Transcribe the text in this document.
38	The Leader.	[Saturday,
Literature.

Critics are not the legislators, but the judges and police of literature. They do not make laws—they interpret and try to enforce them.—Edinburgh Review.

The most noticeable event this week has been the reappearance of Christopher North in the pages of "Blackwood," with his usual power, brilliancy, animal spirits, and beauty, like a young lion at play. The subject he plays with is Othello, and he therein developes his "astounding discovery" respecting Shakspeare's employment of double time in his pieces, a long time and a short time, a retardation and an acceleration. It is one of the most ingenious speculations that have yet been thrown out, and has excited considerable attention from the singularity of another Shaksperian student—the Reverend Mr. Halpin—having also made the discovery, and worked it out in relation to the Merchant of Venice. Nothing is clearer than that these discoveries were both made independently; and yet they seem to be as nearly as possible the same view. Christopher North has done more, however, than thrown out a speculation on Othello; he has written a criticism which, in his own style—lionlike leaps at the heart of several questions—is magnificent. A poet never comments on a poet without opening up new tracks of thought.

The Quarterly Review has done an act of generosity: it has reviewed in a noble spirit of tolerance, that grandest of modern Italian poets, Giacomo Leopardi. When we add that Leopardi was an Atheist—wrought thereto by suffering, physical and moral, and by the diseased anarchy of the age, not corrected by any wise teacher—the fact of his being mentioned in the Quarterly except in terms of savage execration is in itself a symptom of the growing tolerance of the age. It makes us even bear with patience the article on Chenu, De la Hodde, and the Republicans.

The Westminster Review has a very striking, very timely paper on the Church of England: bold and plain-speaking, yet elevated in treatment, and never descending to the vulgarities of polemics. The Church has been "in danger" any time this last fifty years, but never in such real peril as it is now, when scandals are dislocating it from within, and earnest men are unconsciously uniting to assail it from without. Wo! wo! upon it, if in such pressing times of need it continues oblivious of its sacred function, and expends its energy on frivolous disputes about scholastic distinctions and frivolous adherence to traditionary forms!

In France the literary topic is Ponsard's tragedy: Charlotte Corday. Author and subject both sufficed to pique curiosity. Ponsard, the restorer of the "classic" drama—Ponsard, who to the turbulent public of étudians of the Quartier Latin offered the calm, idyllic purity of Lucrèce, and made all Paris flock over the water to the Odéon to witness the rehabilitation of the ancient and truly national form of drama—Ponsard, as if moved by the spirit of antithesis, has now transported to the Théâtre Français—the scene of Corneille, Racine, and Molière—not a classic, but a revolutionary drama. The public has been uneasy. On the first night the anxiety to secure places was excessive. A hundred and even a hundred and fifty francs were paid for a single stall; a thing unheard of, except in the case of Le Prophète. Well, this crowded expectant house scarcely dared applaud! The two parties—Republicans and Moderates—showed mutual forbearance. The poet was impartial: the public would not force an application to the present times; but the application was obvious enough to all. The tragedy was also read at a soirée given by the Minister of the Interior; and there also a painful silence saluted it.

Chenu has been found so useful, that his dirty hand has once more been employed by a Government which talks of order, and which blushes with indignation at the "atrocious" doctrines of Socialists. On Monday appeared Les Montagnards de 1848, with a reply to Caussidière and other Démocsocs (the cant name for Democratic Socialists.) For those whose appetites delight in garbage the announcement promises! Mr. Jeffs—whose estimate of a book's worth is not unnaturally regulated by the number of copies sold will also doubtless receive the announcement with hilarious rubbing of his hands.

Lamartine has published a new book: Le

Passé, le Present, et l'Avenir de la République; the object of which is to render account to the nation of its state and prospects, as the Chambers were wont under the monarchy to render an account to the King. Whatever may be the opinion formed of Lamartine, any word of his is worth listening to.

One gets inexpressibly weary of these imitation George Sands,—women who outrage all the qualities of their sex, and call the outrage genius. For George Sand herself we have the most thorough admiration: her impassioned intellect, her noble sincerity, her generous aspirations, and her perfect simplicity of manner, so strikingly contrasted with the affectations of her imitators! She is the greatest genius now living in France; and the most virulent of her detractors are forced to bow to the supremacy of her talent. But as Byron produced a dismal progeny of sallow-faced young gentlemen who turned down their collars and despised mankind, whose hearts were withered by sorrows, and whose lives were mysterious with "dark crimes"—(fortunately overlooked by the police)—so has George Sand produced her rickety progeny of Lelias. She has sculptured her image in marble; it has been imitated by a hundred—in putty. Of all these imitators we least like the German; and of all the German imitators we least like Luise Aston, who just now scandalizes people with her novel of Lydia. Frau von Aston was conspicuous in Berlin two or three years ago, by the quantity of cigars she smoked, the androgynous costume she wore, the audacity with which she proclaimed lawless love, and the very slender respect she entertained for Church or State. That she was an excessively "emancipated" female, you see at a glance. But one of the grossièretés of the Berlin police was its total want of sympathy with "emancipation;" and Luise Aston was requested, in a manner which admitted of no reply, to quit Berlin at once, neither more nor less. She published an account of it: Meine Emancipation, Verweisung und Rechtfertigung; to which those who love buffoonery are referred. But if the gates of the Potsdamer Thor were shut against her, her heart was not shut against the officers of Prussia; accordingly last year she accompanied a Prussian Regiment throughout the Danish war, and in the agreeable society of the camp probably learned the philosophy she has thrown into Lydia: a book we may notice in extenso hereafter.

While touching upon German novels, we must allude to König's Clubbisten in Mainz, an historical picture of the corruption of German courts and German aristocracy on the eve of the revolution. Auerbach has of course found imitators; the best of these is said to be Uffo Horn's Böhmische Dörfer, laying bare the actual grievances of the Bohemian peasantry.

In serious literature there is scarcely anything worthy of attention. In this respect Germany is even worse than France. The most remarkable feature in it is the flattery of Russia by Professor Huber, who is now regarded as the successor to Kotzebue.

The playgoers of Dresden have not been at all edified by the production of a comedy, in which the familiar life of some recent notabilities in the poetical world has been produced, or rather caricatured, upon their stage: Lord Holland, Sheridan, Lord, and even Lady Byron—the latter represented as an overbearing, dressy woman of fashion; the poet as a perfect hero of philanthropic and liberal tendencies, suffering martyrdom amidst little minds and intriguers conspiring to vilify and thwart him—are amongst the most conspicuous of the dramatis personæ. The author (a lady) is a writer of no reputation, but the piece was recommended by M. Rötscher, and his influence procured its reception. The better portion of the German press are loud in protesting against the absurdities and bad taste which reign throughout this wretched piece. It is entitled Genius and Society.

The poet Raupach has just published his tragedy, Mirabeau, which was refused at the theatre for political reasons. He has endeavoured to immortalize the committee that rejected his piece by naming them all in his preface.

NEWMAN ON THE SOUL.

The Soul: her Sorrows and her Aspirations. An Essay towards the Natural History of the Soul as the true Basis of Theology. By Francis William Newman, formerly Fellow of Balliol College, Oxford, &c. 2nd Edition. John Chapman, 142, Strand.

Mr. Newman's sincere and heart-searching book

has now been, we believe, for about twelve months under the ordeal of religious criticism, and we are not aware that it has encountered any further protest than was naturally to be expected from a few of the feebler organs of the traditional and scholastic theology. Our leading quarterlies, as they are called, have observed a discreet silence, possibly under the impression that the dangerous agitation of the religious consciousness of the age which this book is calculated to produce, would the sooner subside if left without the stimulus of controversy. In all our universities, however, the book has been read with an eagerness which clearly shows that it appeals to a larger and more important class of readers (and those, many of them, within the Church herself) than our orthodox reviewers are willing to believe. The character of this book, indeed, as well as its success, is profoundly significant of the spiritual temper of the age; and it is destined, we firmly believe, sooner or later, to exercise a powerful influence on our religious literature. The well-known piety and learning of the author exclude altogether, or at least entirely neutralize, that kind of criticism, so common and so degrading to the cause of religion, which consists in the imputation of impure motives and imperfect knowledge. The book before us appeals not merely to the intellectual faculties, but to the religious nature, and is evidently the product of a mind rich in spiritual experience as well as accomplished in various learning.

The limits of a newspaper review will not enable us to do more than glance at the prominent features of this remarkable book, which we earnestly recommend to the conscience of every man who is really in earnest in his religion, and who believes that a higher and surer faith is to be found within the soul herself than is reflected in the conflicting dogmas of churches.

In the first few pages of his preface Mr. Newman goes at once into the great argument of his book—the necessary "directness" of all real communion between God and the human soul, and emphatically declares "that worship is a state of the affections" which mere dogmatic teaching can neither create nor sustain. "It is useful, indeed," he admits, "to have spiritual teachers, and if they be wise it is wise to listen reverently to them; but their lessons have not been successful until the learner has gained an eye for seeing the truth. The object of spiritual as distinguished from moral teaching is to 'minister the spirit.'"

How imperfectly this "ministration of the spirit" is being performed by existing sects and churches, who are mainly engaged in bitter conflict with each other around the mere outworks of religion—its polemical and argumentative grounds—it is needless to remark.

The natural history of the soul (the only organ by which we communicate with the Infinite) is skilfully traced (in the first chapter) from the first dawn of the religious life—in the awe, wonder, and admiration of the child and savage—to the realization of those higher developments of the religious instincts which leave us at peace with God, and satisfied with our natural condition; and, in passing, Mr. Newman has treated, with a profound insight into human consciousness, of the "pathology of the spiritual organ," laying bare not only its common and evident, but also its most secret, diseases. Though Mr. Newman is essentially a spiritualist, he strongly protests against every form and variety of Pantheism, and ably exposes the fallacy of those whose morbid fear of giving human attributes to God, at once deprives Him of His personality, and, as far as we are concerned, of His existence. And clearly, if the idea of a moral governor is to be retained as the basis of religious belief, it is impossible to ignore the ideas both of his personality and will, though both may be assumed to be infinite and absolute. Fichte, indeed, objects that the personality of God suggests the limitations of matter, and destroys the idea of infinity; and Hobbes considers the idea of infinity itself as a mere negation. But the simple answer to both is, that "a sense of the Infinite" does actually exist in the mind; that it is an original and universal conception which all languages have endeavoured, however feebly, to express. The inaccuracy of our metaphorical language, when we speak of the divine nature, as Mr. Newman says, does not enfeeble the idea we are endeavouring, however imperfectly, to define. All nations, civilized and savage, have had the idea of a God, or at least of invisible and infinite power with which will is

- Short exercise
Scan the lines above for "wise", then copy every one that has it.

- Answer
The Quarterly Review has done an act of generosity: it has reviewed in a noble spirit of tolerance, that grandest of modern Italian poets, Giacomo Leopardi. When we add that Leopardi was an Atheist—wrought thereto by suffering, physical and moral, and by the diseased anarchy of the age, not corrected by any wise teacher—the fact of his being mentioned in the Quarterly except in terms of savage execration is in itself a symptom of the growing tolerance of the age. It makes us even bear with patience the article on Chenu, De la Hodde, and the Republicans.
In the first few pages of his preface Mr. Newman goes at once into the great argument of his book—the necessary "directness" of all real communion between God and the human soul, and emphatically declares "that worship is a state of the affections" which mere dogmatic teaching can neither create nor sustain. "It is useful, indeed," he admits, "to have spiritual teachers, and if they be wise it is wise to listen reverently to them; but their lessons have not been successful until the learner has gained an eye for seeing the truth. The object of spiritual as distinguished from moral teaching is to 'minister the spirit.'"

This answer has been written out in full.